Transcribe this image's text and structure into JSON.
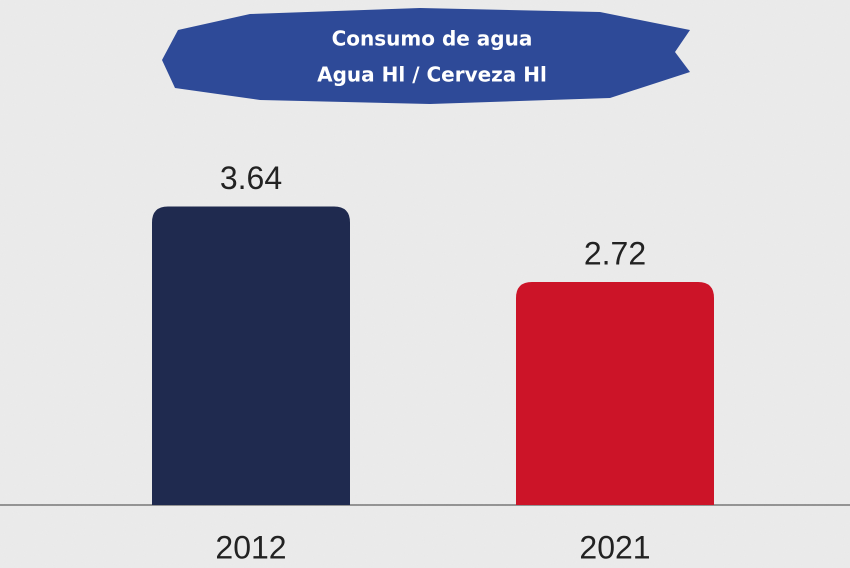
{
  "chart_data": {
    "type": "bar",
    "title": "Consumo de agua",
    "subtitle": "Agua Hl / Cerveza Hl",
    "categories": [
      "2012",
      "2021"
    ],
    "values": [
      3.64,
      2.72
    ],
    "colors": [
      "#1f2a4f",
      "#cc1428"
    ]
  }
}
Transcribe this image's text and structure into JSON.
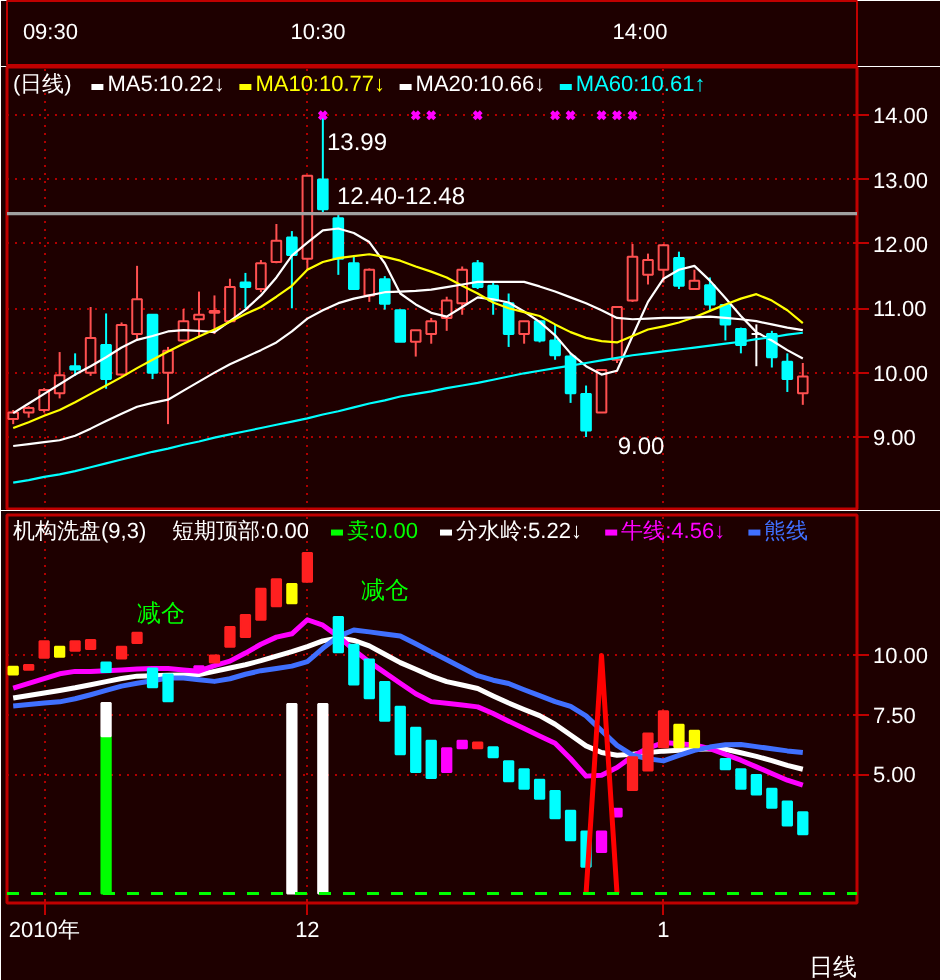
{
  "chart_data": [
    {
      "type": "candlestick",
      "title": "(日线)",
      "categories": [
        null,
        null,
        null,
        null,
        null,
        null,
        null,
        null,
        null,
        null,
        null,
        null,
        null,
        null,
        null,
        null,
        null,
        null,
        null,
        null,
        null,
        null,
        null,
        null,
        null,
        null,
        null,
        null,
        null,
        null,
        null,
        null,
        null,
        null,
        null,
        null,
        null,
        null,
        null,
        null,
        null,
        null,
        null,
        null,
        null,
        null,
        null,
        null,
        null,
        null,
        null,
        null
      ],
      "ohlc": [
        [
          9.28,
          9.42,
          9.2,
          9.38
        ],
        [
          9.38,
          9.48,
          9.3,
          9.45
        ],
        [
          9.42,
          9.76,
          9.38,
          9.73
        ],
        [
          9.68,
          10.32,
          9.6,
          9.96
        ],
        [
          10.1,
          10.3,
          9.95,
          10.05
        ],
        [
          10.0,
          11.02,
          9.95,
          10.54
        ],
        [
          10.43,
          10.92,
          9.75,
          9.9
        ],
        [
          9.97,
          10.78,
          9.95,
          10.74
        ],
        [
          10.6,
          11.66,
          10.5,
          11.14
        ],
        [
          10.9,
          10.9,
          9.9,
          10.0
        ],
        [
          10.0,
          10.4,
          9.2,
          10.34
        ],
        [
          10.5,
          10.99,
          10.5,
          10.8
        ],
        [
          10.83,
          11.26,
          10.55,
          10.9
        ],
        [
          10.93,
          11.2,
          10.6,
          10.96
        ],
        [
          10.8,
          11.46,
          10.8,
          11.33
        ],
        [
          11.4,
          11.55,
          11.0,
          11.33
        ],
        [
          11.3,
          11.75,
          11.25,
          11.7
        ],
        [
          11.72,
          12.31,
          11.7,
          12.05
        ],
        [
          12.1,
          12.2,
          11.0,
          11.83
        ],
        [
          11.77,
          13.06,
          11.6,
          13.06
        ],
        [
          13.0,
          13.99,
          12.45,
          12.54
        ],
        [
          12.4,
          12.48,
          11.52,
          11.77
        ],
        [
          11.7,
          11.8,
          11.3,
          11.3
        ],
        [
          11.2,
          11.62,
          11.1,
          11.6
        ],
        [
          11.45,
          11.5,
          10.98,
          11.07
        ],
        [
          10.97,
          10.98,
          10.48,
          10.48
        ],
        [
          10.48,
          10.66,
          10.25,
          10.66
        ],
        [
          10.6,
          10.85,
          10.45,
          10.8
        ],
        [
          10.85,
          11.18,
          10.65,
          11.12
        ],
        [
          11.08,
          11.65,
          10.9,
          11.6
        ],
        [
          11.7,
          11.75,
          11.3,
          11.33
        ],
        [
          11.35,
          11.4,
          10.9,
          11.12
        ],
        [
          11.08,
          11.23,
          10.4,
          10.6
        ],
        [
          10.6,
          10.8,
          10.45,
          10.8
        ],
        [
          10.8,
          10.8,
          10.47,
          10.5
        ],
        [
          10.5,
          10.75,
          10.2,
          10.27
        ],
        [
          10.25,
          10.3,
          9.53,
          9.68
        ],
        [
          9.67,
          9.8,
          9.0,
          9.1
        ],
        [
          9.38,
          10.04,
          9.38,
          10.04
        ],
        [
          10.2,
          11.02,
          10.15,
          11.02
        ],
        [
          11.12,
          12.0,
          11.1,
          11.8
        ],
        [
          11.52,
          11.85,
          11.37,
          11.75
        ],
        [
          11.6,
          12.0,
          11.4,
          11.98
        ],
        [
          11.78,
          11.88,
          11.3,
          11.35
        ],
        [
          11.3,
          11.6,
          11.3,
          11.43
        ],
        [
          11.36,
          11.48,
          10.95,
          11.06
        ],
        [
          11.05,
          11.05,
          10.5,
          10.75
        ],
        [
          10.68,
          10.7,
          10.3,
          10.43
        ],
        [
          10.6,
          10.75,
          10.1,
          10.6
        ],
        [
          10.6,
          10.65,
          10.08,
          10.24
        ],
        [
          10.17,
          10.3,
          9.7,
          9.9
        ],
        [
          9.68,
          10.15,
          9.5,
          9.94
        ]
      ],
      "series": [
        {
          "name": "MA5:10.22↓",
          "type": "line",
          "color": "#ffffff",
          "values": [
            9.37,
            9.52,
            9.67,
            9.82,
            9.97,
            10.1,
            10.24,
            10.39,
            10.51,
            10.57,
            10.64,
            10.66,
            10.65,
            10.63,
            10.8,
            10.98,
            11.2,
            11.48,
            11.82,
            12.02,
            12.21,
            12.24,
            12.17,
            12.03,
            11.7,
            11.23,
            11.06,
            10.93,
            10.87,
            11.02,
            11.17,
            11.14,
            11.09,
            10.95,
            10.79,
            10.58,
            10.3,
            10.1,
            9.97,
            10.03,
            10.57,
            11.1,
            11.46,
            11.6,
            11.66,
            11.43,
            11.16,
            10.88,
            10.63,
            10.5,
            10.35,
            10.22
          ]
        },
        {
          "name": "MA10:10.77↓",
          "type": "line",
          "color": "#ffff00",
          "values": [
            9.14,
            9.23,
            9.33,
            9.42,
            9.54,
            9.67,
            9.8,
            9.93,
            10.07,
            10.2,
            10.33,
            10.45,
            10.56,
            10.67,
            10.79,
            10.91,
            11.02,
            11.18,
            11.35,
            11.6,
            11.72,
            11.78,
            11.81,
            11.84,
            11.8,
            11.74,
            11.65,
            11.57,
            11.48,
            11.35,
            11.23,
            11.09,
            11.0,
            10.94,
            10.88,
            10.75,
            10.63,
            10.54,
            10.49,
            10.47,
            10.57,
            10.67,
            10.72,
            10.78,
            10.86,
            10.96,
            11.06,
            11.15,
            11.22,
            11.12,
            10.97,
            10.77
          ]
        },
        {
          "name": "MA20:10.66↓",
          "type": "line",
          "color": "#ffffff",
          "values": [
            8.86,
            8.89,
            8.92,
            8.95,
            9.02,
            9.13,
            9.25,
            9.36,
            9.47,
            9.53,
            9.58,
            9.72,
            9.86,
            10.0,
            10.13,
            10.24,
            10.35,
            10.47,
            10.64,
            10.84,
            10.97,
            11.08,
            11.15,
            11.2,
            11.25,
            11.26,
            11.27,
            11.29,
            11.33,
            11.37,
            11.41,
            11.41,
            11.41,
            11.41,
            11.34,
            11.26,
            11.17,
            11.08,
            10.97,
            10.85,
            10.83,
            10.84,
            10.85,
            10.85,
            10.86,
            10.87,
            10.85,
            10.83,
            10.8,
            10.75,
            10.7,
            10.66
          ]
        },
        {
          "name": "MA60:10.61↑",
          "type": "line",
          "color": "#00ffff",
          "values": [
            8.29,
            8.33,
            8.38,
            8.42,
            8.47,
            8.53,
            8.59,
            8.65,
            8.71,
            8.77,
            8.82,
            8.88,
            8.93,
            8.99,
            9.04,
            9.09,
            9.14,
            9.19,
            9.24,
            9.29,
            9.35,
            9.4,
            9.46,
            9.52,
            9.57,
            9.63,
            9.67,
            9.71,
            9.76,
            9.8,
            9.84,
            9.89,
            9.94,
            9.99,
            10.03,
            10.07,
            10.11,
            10.15,
            10.19,
            10.23,
            10.27,
            10.3,
            10.33,
            10.36,
            10.39,
            10.42,
            10.45,
            10.48,
            10.52,
            10.55,
            10.59,
            10.62
          ]
        },
        {
          "type": "scatter",
          "marker": "cross",
          "color": "#ff00ff",
          "values": [
            null,
            null,
            null,
            null,
            null,
            null,
            null,
            null,
            null,
            null,
            null,
            null,
            null,
            null,
            null,
            null,
            null,
            null,
            null,
            null,
            14.0,
            null,
            null,
            null,
            null,
            null,
            14.0,
            14.0,
            null,
            null,
            14.0,
            null,
            null,
            null,
            null,
            14.0,
            14.0,
            null,
            14.0,
            14.0,
            14.0,
            null,
            null,
            null,
            null,
            null,
            null,
            null,
            null,
            null,
            null,
            null
          ]
        }
      ],
      "ylim": [
        7.85,
        14.75
      ],
      "yticks": [
        {
          "value": 9,
          "label": "9.00"
        },
        {
          "value": 10,
          "label": "10.00"
        },
        {
          "value": 11,
          "label": "11.00"
        },
        {
          "value": 12,
          "label": "12.00"
        },
        {
          "value": 13,
          "label": "13.00"
        },
        {
          "value": 14,
          "label": "14.00"
        }
      ],
      "grid": true,
      "legend": "top left",
      "tick_labels": "y",
      "ref_lines": [
        {
          "axis": "y",
          "value": 12.47,
          "color": "#a0a0a0"
        }
      ],
      "annotations": [
        "09:30",
        "10:30",
        "14:00",
        "13.99",
        "12.40-12.48",
        "9.00"
      ]
    },
    {
      "type": "bar",
      "title": "机构洗盘(9,3)",
      "categories": [
        null,
        null,
        "2010年",
        null,
        null,
        null,
        null,
        null,
        null,
        null,
        null,
        null,
        null,
        null,
        null,
        null,
        null,
        null,
        null,
        "12",
        null,
        null,
        null,
        null,
        null,
        null,
        null,
        null,
        null,
        null,
        null,
        null,
        null,
        null,
        null,
        null,
        null,
        null,
        null,
        null,
        null,
        null,
        "1",
        null,
        null,
        null,
        null,
        null,
        null,
        null,
        null,
        null
      ],
      "ref_lines": [
        {
          "axis": "y",
          "value": 0,
          "label": "卖:0.00",
          "color": "#00ff00",
          "line_style": "dashed"
        }
      ],
      "series": [
        {
          "name": "分水岭:5.22↓",
          "type": "line",
          "color": "#ffffff",
          "values": [
            8.21,
            8.32,
            8.42,
            8.53,
            8.64,
            8.77,
            8.9,
            9.03,
            9.13,
            9.15,
            9.17,
            9.18,
            9.2,
            9.33,
            9.47,
            9.61,
            9.78,
            9.97,
            10.16,
            10.37,
            10.61,
            10.74,
            10.63,
            10.4,
            10.05,
            9.7,
            9.42,
            9.13,
            8.9,
            8.76,
            8.61,
            8.3,
            8.0,
            7.73,
            7.47,
            7.11,
            6.66,
            6.2,
            5.92,
            5.81,
            5.85,
            5.92,
            5.98,
            6.02,
            6.05,
            6.08,
            6.06,
            5.91,
            5.76,
            5.58,
            5.38,
            5.22
          ]
        },
        {
          "name": "牛线:4.56↓",
          "type": "line",
          "color": "#ff00ff",
          "values": [
            8.63,
            8.83,
            9.03,
            9.23,
            9.33,
            9.33,
            9.36,
            9.39,
            9.43,
            9.45,
            9.45,
            9.39,
            9.34,
            9.57,
            9.76,
            10.1,
            10.47,
            10.77,
            10.91,
            11.5,
            11.27,
            10.8,
            10.23,
            9.73,
            9.28,
            8.83,
            8.39,
            8.06,
            7.99,
            7.92,
            7.84,
            7.56,
            7.24,
            6.93,
            6.62,
            6.31,
            5.66,
            4.93,
            4.97,
            5.29,
            5.76,
            6.11,
            6.34,
            6.29,
            6.24,
            6.08,
            5.84,
            5.6,
            5.32,
            5.04,
            4.76,
            4.55
          ]
        },
        {
          "name": "熊线",
          "type": "line",
          "color": "#4070ff",
          "values": [
            7.88,
            7.94,
            8.0,
            8.05,
            8.18,
            8.35,
            8.53,
            8.71,
            8.83,
            8.94,
            9.05,
            9.05,
            8.98,
            8.91,
            9.02,
            9.21,
            9.36,
            9.45,
            9.55,
            9.74,
            10.3,
            10.8,
            11.07,
            10.99,
            10.9,
            10.82,
            10.49,
            10.15,
            9.82,
            9.48,
            9.15,
            8.96,
            8.82,
            8.56,
            8.31,
            8.06,
            7.86,
            7.46,
            6.84,
            6.22,
            5.81,
            5.66,
            5.57,
            5.8,
            6.01,
            6.15,
            6.25,
            6.26,
            6.17,
            6.08,
            5.99,
            5.92
          ]
        },
        {
          "type": "bar",
          "base": [
            9.2,
            9.4,
            9.9,
            9.95,
            10.2,
            10.27,
            9.3,
            9.87,
            10.52,
            8.66,
            8.08,
            null,
            9.4,
            9.7,
            10.37,
            10.77,
            11.5,
            12.07,
            12.19,
            13.1,
            null,
            10.13,
            8.78,
            8.2,
            7.26,
            5.85,
            5.1,
            4.85,
            5.1,
            6.1,
            6.1,
            5.72,
            4.72,
            4.4,
            3.98,
            3.16,
            2.24,
            1.12,
            1.74,
            3.23,
            4.35,
            5.17,
            6.14,
            6.14,
            6.14,
            null,
            5.22,
            4.4,
            4.16,
            3.6,
            2.86,
            2.49
          ],
          "values": [
            0.33,
            0.2,
            0.7,
            0.42,
            0.4,
            0.38,
            0.4,
            0.5,
            0.43,
            0.79,
            1.12,
            null,
            0.15,
            0.3,
            0.83,
            0.93,
            1.3,
            1.13,
            0.81,
            1.2,
            null,
            1.49,
            1.67,
            1.63,
            1.62,
            1.99,
            1.86,
            1.57,
            1.0,
            0.32,
            0.24,
            0.42,
            0.83,
            0.82,
            0.8,
            1.14,
            1.24,
            1.48,
            0.86,
            0.33,
            1.37,
            1.55,
            1.52,
            0.95,
            0.7,
            null,
            0.43,
            0.82,
            0.82,
            0.8,
            1.0,
            0.92
          ],
          "colors": [
            "#ffff00",
            "#ff2020",
            "#ff2020",
            "#ffff00",
            "#ff2020",
            "#ff2020",
            "#00ffff",
            "#ff2020",
            "#ff2020",
            "#00ffff",
            "#00ffff",
            null,
            "#ff00ff",
            "#ff2020",
            "#ff2020",
            "#ff2020",
            "#ff2020",
            "#ff2020",
            "#ffff00",
            "#ff2020",
            null,
            "#00ffff",
            "#00ffff",
            "#00ffff",
            "#00ffff",
            "#00ffff",
            "#00ffff",
            "#00ffff",
            "#ff00ff",
            "#ff00ff",
            "#ff2020",
            "#00ffff",
            "#00ffff",
            "#00ffff",
            "#00ffff",
            "#00ffff",
            "#00ffff",
            "#00ffff",
            "#ff00ff",
            "#ff00ff",
            "#ff2020",
            "#ff2020",
            "#ff2020",
            "#ffff00",
            "#ffff00",
            null,
            "#00ffff",
            "#00ffff",
            "#00ffff",
            "#00ffff",
            "#00ffff",
            "#00ffff"
          ]
        },
        {
          "type": "bar",
          "color": "#00ff00",
          "values": [
            null,
            null,
            null,
            null,
            null,
            null,
            6.6,
            null,
            null,
            null,
            null,
            null,
            null,
            null,
            null,
            null,
            null,
            null,
            null,
            null,
            null,
            null,
            null,
            null,
            null,
            null,
            null,
            null,
            null,
            null,
            null,
            null,
            null,
            null,
            null,
            null,
            null,
            null,
            null,
            null,
            null,
            null,
            null,
            null,
            null,
            null,
            null,
            null,
            null,
            null,
            null,
            null
          ]
        },
        {
          "type": "bar",
          "color": "#ffffff",
          "base": [
            null,
            null,
            null,
            null,
            null,
            null,
            6.6,
            null,
            null,
            null,
            null,
            null,
            null,
            null,
            null,
            null,
            null,
            null,
            0,
            null,
            0,
            null,
            null,
            null,
            null,
            null,
            null,
            null,
            null,
            null,
            null,
            null,
            null,
            null,
            null,
            null,
            null,
            null,
            null,
            null,
            null,
            null,
            null,
            null,
            null,
            null,
            null,
            null,
            null,
            null,
            null,
            null
          ],
          "values": [
            null,
            null,
            null,
            null,
            null,
            null,
            1.4,
            null,
            null,
            null,
            null,
            null,
            null,
            null,
            null,
            null,
            null,
            null,
            7.96,
            null,
            7.96,
            null,
            null,
            null,
            null,
            null,
            null,
            null,
            null,
            null,
            null,
            null,
            null,
            null,
            null,
            null,
            null,
            null,
            null,
            null,
            null,
            null,
            null,
            null,
            null,
            null,
            null,
            null,
            null,
            null,
            null,
            null
          ]
        },
        {
          "type": "line",
          "color": "#ff0000",
          "values": [
            null,
            null,
            null,
            null,
            null,
            null,
            null,
            null,
            null,
            null,
            null,
            null,
            null,
            null,
            null,
            null,
            null,
            null,
            null,
            null,
            null,
            null,
            null,
            null,
            null,
            null,
            null,
            null,
            null,
            null,
            null,
            null,
            null,
            null,
            null,
            null,
            null,
            0,
            10.0,
            0,
            null,
            null,
            null,
            null,
            null,
            null,
            null,
            null,
            null,
            null,
            null,
            null
          ]
        }
      ],
      "ylim": [
        -0.4,
        15.9
      ],
      "yticks": [
        {
          "value": 5,
          "label": "5.00"
        },
        {
          "value": 7.5,
          "label": "7.50"
        },
        {
          "value": 10,
          "label": "10.00"
        }
      ],
      "grid": true,
      "legend": "top",
      "annotations": [
        "短期顶部:0.00",
        "减仓",
        "减仓",
        "日线"
      ]
    }
  ]
}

• WHAT IS REQUIRED:
Pull out every line holding "name" from the records above, and copy it.

• THE ANSWER:
          "name": "MA5:10.22↓",
          "name": "MA10:10.77↓",
          "name": "MA20:10.66↓",
          "name": "MA60:10.61↑",
          "name": "分水岭:5.22↓",
          "name": "牛线:4.56↓",
          "name": "熊线",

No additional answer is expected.